- **WRITTEN INSTRUCTION**:
The records that follow need to be output exactly as they are.

Lines of data:
┌──
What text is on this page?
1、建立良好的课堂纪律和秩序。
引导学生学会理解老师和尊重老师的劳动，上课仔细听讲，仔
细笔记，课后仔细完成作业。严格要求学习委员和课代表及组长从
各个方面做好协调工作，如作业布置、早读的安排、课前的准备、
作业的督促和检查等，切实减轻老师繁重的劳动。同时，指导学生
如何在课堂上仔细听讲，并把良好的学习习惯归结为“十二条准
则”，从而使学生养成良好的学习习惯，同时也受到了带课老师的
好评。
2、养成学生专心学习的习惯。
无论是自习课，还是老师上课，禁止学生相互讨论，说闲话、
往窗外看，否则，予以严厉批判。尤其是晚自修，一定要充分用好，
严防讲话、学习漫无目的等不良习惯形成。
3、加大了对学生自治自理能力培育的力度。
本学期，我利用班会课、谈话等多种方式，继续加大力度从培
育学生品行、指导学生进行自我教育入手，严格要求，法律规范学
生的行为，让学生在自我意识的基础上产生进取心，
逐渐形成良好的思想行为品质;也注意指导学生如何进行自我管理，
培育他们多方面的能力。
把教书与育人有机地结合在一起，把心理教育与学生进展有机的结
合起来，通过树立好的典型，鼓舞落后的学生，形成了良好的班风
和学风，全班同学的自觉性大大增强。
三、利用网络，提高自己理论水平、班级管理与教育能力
└──
- **WRITTEN RESPONSE**:
What text is on this page?
1、建立良好的课堂纪律和秩序。
引导学生学会理解老师和尊重老师的劳动，上课仔细听讲，仔
细笔记，课后仔细完成作业。严格要求学习委员和课代表及组长从
各个方面做好协调工作，如作业布置、早读的安排、课前的准备、
作业的督促和检查等，切实减轻老师繁重的劳动。同时，指导学生
如何在课堂上仔细听讲，并把良好的学习习惯归结为“十二条准
则”，从而使学生养成良好的学习习惯，同时也受到了带课老师的
好评。
2、养成学生专心学习的习惯。
无论是自习课，还是老师上课，禁止学生相互讨论，说闲话、
往窗外看，否则，予以严厉批判。尤其是晚自修，一定要充分用好，
严防讲话、学习漫无目的等不良习惯形成。
3、加大了对学生自治自理能力培育的力度。
本学期，我利用班会课、谈话等多种方式，继续加大力度从培
育学生品行、指导学生进行自我教育入手，严格要求，法律规范学
生的行为，让学生在自我意识的基础上产生进取心，
逐渐形成良好的思想行为品质;也注意指导学生如何进行自我管理，
培育他们多方面的能力。
把教书与育人有机地结合在一起，把心理教育与学生进展有机的结
合起来，通过树立好的典型，鼓舞落后的学生，形成了良好的班风
和学风，全班同学的自觉性大大增强。
三、利用网络，提高自己理论水平、班级管理与教育能力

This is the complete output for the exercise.